#### Record extracts ####

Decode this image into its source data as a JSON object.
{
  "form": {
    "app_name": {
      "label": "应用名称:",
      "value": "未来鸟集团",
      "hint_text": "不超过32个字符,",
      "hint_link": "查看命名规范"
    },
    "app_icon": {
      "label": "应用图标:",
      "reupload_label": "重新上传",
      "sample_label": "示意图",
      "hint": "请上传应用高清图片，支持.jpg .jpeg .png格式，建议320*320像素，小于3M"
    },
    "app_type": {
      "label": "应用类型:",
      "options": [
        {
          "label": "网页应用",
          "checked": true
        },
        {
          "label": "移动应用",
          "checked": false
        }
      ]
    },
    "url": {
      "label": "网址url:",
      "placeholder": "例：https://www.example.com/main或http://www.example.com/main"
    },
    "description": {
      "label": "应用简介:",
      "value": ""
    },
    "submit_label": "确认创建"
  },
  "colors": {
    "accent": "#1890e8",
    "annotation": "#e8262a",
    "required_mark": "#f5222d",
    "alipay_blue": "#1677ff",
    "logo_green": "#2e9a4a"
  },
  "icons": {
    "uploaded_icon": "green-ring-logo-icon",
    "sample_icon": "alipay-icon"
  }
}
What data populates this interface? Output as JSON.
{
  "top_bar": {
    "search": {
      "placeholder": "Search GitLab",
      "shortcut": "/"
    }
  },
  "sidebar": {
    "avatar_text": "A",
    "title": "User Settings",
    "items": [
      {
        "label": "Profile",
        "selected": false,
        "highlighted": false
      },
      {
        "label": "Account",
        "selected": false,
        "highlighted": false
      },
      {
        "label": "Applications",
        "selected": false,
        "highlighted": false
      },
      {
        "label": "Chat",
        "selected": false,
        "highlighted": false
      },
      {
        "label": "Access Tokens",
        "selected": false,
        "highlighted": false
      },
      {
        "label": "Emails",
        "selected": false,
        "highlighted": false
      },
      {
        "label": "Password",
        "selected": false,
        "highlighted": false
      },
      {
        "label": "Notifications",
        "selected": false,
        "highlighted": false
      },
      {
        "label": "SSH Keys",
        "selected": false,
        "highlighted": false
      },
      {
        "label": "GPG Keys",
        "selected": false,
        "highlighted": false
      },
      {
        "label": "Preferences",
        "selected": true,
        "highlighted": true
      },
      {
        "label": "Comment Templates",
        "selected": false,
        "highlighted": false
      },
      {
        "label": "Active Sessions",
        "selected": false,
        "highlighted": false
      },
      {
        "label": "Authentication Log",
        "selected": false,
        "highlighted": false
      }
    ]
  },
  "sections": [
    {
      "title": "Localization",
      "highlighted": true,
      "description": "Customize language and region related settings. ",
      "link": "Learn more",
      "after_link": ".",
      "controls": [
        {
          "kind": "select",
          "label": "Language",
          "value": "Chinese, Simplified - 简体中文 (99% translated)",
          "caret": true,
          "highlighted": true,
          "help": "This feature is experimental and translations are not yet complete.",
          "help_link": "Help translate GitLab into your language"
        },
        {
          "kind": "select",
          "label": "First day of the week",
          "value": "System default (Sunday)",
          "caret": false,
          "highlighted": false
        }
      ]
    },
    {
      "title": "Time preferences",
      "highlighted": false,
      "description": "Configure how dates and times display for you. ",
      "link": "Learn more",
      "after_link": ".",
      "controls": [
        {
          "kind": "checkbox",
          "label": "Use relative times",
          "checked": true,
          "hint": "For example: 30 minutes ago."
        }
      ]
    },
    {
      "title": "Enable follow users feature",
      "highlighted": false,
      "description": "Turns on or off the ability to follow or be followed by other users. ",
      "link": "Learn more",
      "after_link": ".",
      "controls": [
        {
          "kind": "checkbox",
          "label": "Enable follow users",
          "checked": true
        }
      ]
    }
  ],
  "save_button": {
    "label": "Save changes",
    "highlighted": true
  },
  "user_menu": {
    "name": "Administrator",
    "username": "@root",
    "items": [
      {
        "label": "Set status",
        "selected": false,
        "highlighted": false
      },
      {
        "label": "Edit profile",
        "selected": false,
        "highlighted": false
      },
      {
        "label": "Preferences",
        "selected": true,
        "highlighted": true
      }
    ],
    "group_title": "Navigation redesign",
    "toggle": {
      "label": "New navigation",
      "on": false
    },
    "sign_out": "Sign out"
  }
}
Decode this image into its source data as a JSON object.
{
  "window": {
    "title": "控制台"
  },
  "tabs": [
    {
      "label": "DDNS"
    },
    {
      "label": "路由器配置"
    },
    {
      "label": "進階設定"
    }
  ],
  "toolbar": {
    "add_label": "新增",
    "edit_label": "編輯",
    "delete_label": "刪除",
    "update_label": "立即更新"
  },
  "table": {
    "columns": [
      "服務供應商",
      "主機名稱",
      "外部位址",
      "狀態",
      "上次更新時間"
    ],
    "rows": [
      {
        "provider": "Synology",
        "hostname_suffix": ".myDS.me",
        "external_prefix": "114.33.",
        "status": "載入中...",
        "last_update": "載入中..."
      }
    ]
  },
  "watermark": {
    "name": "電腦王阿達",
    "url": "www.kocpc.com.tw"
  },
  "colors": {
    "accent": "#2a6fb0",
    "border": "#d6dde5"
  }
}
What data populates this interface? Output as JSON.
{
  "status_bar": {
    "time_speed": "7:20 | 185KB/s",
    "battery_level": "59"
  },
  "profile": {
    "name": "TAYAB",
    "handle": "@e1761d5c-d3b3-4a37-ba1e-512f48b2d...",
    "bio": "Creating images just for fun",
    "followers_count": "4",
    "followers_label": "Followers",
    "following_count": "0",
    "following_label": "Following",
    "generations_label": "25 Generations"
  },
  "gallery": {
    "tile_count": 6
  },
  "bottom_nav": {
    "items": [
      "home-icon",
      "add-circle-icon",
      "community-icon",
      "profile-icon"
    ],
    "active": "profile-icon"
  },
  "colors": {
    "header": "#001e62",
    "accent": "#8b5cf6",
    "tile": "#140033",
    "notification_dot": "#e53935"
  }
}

####

Work instructions: Using the data above, return each line exactly as written.

Answer for the task:
Decode this image into its source data as a JSON object.
{
  "form": {
    "app_name": {
      "label": "应用名称:",
      "value": "未来鸟集团",
      "hint_text": "不超过32个字符,",
      "hint_link": "查看命名规范"
    },
    "app_icon": {
      "label": "应用图标:",
      "reupload_label": "重新上传",
      "sample_label": "示意图",
      "hint": "请上传应用高清图片，支持.jpg .jpeg .png格式，建议320*320像素，小于3M"
    },
    "app_type": {
      "label": "应用类型:",
      "options": [
        {
          "label": "网页应用",
          "checked": true
        },
        {
          "label": "移动应用",
          "checked": false
        }
      ]
    },
    "url": {
      "label": "网址url:",
      "placeholder": "例：https://www.example.com/main或http://www.example.com/main"
    },
    "description": {
      "label": "应用简介:",
      "value": ""
    },
    "submit_label": "确认创建"
  },
  "colors": {
    "accent": "#1890e8",
    "annotation": "#e8262a",
    "required_mark": "#f5222d",
    "alipay_blue": "#1677ff",
    "logo_green": "#2e9a4a"
  },
  "icons": {
    "uploaded_icon": "green-ring-logo-icon",
    "sample_icon": "alipay-icon"
  }
}
What data populates this interface? Output as JSON.
{
  "top_bar": {
    "search": {
      "placeholder": "Search GitLab",
      "shortcut": "/"
    }
  },
  "sidebar": {
    "avatar_text": "A",
    "title": "User Settings",
    "items": [
      {
        "label": "Profile",
        "selected": false,
        "highlighted": false
      },
      {
        "label": "Account",
        "selected": false,
        "highlighted": false
      },
      {
        "label": "Applications",
        "selected": false,
        "highlighted": false
      },
      {
        "label": "Chat",
        "selected": false,
        "highlighted": false
      },
      {
        "label": "Access Tokens",
        "selected": false,
        "highlighted": false
      },
      {
        "label": "Emails",
        "selected": false,
        "highlighted": false
      },
      {
        "label": "Password",
        "selected": false,
        "highlighted": false
      },
      {
        "label": "Notifications",
        "selected": false,
        "highlighted": false
      },
      {
        "label": "SSH Keys",
        "selected": false,
        "highlighted": false
      },
      {
        "label": "GPG Keys",
        "selected": false,
        "highlighted": false
      },
      {
        "label": "Preferences",
        "selected": true,
        "highlighted": true
      },
      {
        "label": "Comment Templates",
        "selected": false,
        "highlighted": false
      },
      {
        "label": "Active Sessions",
        "selected": false,
        "highlighted": false
      },
      {
        "label": "Authentication Log",
        "selected": false,
        "highlighted": false
      }
    ]
  },
  "sections": [
    {
      "title": "Localization",
      "highlighted": true,
      "description": "Customize language and region related settings. ",
      "link": "Learn more",
      "after_link": ".",
      "controls": [
        {
          "kind": "select",
          "label": "Language",
          "value": "Chinese, Simplified - 简体中文 (99% translated)",
          "caret": true,
          "highlighted": true,
          "help": "This feature is experimental and translations are not yet complete.",
          "help_link": "Help translate GitLab into your language"
        },
        {
          "kind": "select",
          "label": "First day of the week",
          "value": "System default (Sunday)",
          "caret": false,
          "highlighted": false
        }
      ]
    },
    {
      "title": "Time preferences",
      "highlighted": false,
      "description": "Configure how dates and times display for you. ",
      "link": "Learn more",
      "after_link": ".",
      "controls": [
        {
          "kind": "checkbox",
          "label": "Use relative times",
          "checked": true,
          "hint": "For example: 30 minutes ago."
        }
      ]
    },
    {
      "title": "Enable follow users feature",
      "highlighted": false,
      "description": "Turns on or off the ability to follow or be followed by other users. ",
      "link": "Learn more",
      "after_link": ".",
      "controls": [
        {
          "kind": "checkbox",
          "label": "Enable follow users",
          "checked": true
        }
      ]
    }
  ],
  "save_button": {
    "label": "Save changes",
    "highlighted": true
  },
  "user_menu": {
    "name": "Administrator",
    "username": "@root",
    "items": [
      {
        "label": "Set status",
        "selected": false,
        "highlighted": false
      },
      {
        "label": "Edit profile",
        "selected": false,
        "highlighted": false
      },
      {
        "label": "Preferences",
        "selected": true,
        "highlighted": true
      }
    ],
    "group_title": "Navigation redesign",
    "toggle": {
      "label": "New navigation",
      "on": false
    },
    "sign_out": "Sign out"
  }
}
Decode this image into its source data as a JSON object.
{
  "window": {
    "title": "控制台"
  },
  "tabs": [
    {
      "label": "DDNS"
    },
    {
      "label": "路由器配置"
    },
    {
      "label": "進階設定"
    }
  ],
  "toolbar": {
    "add_label": "新增",
    "edit_label": "編輯",
    "delete_label": "刪除",
    "update_label": "立即更新"
  },
  "table": {
    "columns": [
      "服務供應商",
      "主機名稱",
      "外部位址",
      "狀態",
      "上次更新時間"
    ],
    "rows": [
      {
        "provider": "Synology",
        "hostname_suffix": ".myDS.me",
        "external_prefix": "114.33.",
        "status": "載入中...",
        "last_update": "載入中..."
      }
    ]
  },
  "watermark": {
    "name": "電腦王阿達",
    "url": "www.kocpc.com.tw"
  },
  "colors": {
    "accent": "#2a6fb0",
    "border": "#d6dde5"
  }
}
What data populates this interface? Output as JSON.
{
  "status_bar": {
    "time_speed": "7:20 | 185KB/s",
    "battery_level": "59"
  },
  "profile": {
    "name": "TAYAB",
    "handle": "@e1761d5c-d3b3-4a37-ba1e-512f48b2d...",
    "bio": "Creating images just for fun",
    "followers_count": "4",
    "followers_label": "Followers",
    "following_count": "0",
    "following_label": "Following",
    "generations_label": "25 Generations"
  },
  "gallery": {
    "tile_count": 6
  },
  "bottom_nav": {
    "items": [
      "home-icon",
      "add-circle-icon",
      "community-icon",
      "profile-icon"
    ],
    "active": "profile-icon"
  },
  "colors": {
    "header": "#001e62",
    "accent": "#8b5cf6",
    "tile": "#140033",
    "notification_dot": "#e53935"
  }
}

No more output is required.